# DATA LINES:
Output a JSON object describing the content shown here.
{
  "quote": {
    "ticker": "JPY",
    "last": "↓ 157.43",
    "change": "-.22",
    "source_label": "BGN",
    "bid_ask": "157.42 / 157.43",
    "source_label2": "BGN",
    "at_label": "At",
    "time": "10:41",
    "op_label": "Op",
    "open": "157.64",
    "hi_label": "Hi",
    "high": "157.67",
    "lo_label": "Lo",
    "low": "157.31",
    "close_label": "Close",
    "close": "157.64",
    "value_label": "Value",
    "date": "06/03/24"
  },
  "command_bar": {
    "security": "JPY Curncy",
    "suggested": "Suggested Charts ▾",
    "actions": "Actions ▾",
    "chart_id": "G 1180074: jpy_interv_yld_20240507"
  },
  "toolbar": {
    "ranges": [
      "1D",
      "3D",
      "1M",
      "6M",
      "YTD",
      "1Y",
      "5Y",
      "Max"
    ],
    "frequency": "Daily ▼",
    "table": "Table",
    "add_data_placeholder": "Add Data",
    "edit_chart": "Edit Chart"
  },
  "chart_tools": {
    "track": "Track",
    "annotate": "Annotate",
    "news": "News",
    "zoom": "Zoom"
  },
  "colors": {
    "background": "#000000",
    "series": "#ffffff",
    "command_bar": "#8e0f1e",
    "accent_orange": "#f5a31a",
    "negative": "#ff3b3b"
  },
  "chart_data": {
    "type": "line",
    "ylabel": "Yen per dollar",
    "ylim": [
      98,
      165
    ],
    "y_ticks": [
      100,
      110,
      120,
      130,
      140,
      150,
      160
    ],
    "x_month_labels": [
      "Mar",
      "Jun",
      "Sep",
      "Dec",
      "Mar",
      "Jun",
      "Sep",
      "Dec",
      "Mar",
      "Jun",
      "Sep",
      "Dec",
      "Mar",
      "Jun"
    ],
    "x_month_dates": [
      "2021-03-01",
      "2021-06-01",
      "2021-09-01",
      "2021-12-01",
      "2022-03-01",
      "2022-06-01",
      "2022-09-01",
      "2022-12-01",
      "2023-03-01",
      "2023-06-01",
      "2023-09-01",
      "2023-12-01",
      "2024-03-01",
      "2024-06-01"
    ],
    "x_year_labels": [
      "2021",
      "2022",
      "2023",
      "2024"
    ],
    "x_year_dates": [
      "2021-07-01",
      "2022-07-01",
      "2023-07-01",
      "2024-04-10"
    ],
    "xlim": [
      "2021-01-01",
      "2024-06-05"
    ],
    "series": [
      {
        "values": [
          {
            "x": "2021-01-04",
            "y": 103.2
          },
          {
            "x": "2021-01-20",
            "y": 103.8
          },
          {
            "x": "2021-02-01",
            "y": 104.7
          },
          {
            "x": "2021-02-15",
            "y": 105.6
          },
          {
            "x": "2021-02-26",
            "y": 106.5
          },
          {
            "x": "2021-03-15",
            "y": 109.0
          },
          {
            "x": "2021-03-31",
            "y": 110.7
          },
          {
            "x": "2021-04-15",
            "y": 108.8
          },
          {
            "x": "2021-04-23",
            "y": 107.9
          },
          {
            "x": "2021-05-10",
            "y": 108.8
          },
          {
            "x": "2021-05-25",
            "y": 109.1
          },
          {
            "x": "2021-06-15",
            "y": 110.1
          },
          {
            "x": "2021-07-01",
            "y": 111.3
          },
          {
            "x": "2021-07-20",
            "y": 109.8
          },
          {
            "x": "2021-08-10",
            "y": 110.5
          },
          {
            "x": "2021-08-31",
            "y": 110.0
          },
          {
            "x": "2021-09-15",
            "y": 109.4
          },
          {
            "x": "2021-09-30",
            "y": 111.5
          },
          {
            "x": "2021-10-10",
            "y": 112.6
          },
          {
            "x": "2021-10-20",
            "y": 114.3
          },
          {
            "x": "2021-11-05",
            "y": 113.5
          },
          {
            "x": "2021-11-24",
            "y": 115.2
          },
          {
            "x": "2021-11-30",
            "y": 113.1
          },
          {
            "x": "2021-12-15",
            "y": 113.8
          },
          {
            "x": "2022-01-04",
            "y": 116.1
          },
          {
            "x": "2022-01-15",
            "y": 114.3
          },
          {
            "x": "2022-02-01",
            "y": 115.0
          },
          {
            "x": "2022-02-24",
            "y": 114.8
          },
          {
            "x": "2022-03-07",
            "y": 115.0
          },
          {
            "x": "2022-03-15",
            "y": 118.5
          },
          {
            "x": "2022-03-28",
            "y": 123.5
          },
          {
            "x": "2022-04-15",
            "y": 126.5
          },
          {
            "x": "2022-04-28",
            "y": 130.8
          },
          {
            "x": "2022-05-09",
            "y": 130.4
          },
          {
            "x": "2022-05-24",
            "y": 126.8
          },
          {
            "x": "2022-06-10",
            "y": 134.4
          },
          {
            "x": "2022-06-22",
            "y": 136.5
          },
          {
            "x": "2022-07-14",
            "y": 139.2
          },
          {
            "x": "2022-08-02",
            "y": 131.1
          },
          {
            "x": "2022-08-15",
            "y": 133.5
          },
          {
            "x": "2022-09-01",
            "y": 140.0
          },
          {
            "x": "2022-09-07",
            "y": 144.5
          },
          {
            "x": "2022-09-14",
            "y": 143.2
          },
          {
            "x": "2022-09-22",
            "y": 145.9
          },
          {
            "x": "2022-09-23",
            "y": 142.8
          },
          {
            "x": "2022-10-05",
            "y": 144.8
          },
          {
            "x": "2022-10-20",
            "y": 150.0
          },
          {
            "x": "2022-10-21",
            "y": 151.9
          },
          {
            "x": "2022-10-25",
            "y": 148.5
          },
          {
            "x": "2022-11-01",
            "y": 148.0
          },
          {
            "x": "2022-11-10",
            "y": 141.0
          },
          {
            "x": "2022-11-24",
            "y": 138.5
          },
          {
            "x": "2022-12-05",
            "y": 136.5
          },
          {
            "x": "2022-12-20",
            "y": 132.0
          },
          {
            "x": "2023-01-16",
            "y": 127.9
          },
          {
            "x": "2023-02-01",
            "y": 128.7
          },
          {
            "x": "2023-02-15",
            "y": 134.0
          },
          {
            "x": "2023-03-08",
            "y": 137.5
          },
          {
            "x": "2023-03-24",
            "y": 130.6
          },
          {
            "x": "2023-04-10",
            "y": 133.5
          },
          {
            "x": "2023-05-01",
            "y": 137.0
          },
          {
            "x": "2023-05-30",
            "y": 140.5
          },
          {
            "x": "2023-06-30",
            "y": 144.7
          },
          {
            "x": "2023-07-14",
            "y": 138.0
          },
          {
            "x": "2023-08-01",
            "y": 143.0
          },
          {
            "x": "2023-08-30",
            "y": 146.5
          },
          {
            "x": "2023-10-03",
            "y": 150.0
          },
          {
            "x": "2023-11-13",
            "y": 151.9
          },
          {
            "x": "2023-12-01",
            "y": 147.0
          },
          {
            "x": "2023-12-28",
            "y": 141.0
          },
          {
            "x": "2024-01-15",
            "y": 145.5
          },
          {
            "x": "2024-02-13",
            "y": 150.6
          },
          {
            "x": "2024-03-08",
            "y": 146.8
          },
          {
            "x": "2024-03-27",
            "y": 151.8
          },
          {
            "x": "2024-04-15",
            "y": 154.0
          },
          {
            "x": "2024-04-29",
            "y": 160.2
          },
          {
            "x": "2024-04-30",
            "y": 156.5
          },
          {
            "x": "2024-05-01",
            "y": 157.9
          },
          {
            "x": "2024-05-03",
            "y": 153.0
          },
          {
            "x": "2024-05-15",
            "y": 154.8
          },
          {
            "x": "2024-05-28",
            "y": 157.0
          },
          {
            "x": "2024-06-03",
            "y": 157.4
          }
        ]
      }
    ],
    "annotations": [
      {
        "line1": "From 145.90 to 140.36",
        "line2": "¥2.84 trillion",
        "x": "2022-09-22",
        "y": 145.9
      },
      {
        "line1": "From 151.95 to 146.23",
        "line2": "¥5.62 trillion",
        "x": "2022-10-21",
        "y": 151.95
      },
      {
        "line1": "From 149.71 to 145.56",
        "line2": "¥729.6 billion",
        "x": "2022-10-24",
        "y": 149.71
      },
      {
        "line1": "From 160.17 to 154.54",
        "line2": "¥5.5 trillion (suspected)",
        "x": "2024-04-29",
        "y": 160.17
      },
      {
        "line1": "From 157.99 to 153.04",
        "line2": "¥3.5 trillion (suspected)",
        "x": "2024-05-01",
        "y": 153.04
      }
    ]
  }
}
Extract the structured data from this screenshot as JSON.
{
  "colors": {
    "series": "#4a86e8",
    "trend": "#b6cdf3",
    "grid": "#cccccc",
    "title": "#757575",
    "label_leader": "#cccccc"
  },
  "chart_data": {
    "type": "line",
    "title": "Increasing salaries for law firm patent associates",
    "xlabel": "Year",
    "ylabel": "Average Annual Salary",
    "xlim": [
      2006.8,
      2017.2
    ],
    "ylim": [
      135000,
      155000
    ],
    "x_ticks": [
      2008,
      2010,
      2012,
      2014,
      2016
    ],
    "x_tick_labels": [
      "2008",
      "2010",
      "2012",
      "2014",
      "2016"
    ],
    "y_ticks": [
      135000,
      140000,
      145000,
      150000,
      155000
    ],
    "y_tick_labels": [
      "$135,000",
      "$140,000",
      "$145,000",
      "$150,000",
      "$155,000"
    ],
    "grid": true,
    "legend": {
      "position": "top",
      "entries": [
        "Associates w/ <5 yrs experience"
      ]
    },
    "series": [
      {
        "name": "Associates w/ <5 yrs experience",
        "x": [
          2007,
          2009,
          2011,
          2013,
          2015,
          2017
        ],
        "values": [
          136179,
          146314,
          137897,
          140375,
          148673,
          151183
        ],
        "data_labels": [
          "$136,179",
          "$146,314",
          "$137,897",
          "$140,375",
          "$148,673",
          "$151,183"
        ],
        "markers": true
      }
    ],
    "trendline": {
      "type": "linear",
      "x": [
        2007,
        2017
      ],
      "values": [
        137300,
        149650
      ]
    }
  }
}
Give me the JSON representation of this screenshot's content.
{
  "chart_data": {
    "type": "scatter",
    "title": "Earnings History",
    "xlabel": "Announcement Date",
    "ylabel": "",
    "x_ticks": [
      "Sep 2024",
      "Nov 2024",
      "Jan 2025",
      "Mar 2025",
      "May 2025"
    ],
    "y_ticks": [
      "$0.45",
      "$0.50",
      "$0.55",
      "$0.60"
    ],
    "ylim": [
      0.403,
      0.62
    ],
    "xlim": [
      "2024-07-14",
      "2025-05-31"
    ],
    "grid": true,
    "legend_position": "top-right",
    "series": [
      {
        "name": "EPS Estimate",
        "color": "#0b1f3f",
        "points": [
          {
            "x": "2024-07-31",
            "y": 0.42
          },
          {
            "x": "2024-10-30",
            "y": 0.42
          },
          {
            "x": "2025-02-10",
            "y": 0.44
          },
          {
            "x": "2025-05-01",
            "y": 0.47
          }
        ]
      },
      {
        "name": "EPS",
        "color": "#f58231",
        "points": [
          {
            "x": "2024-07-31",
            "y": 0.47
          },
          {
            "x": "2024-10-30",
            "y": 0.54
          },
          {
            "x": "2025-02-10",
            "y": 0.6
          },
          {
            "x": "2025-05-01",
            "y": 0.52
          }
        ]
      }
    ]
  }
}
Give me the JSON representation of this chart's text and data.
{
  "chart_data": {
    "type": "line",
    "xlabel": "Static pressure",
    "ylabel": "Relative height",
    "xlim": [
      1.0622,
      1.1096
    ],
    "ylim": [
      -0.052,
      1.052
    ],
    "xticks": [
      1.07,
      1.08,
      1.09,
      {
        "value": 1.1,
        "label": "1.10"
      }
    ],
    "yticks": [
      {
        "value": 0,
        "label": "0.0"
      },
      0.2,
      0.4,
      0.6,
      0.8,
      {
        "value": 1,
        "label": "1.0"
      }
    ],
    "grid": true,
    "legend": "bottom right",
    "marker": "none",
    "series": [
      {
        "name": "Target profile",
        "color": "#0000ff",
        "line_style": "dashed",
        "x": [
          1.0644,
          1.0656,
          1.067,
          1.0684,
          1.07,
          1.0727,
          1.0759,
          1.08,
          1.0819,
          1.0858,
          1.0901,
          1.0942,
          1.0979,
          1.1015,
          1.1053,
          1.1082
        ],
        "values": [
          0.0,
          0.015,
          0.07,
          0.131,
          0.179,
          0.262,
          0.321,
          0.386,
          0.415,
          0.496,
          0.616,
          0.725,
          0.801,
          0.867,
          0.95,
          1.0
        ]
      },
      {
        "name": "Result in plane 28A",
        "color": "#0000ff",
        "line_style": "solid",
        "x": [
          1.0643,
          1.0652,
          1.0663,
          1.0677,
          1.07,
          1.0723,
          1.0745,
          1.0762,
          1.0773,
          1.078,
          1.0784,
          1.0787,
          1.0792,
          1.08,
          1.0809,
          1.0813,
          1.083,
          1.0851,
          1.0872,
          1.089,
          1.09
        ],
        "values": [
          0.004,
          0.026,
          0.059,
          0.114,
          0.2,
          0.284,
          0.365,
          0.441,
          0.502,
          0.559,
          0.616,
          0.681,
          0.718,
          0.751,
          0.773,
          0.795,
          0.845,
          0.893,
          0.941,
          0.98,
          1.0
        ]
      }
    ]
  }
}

# GIVEN EXERCISE:
In the records above, collect each line with "JSON".

# TASK SOLUTION:
Output a JSON object describing the content shown here.
Extract the structured data from this screenshot as JSON.
Give me the JSON representation of this screenshot's content.
Give me the JSON representation of this chart's text and data.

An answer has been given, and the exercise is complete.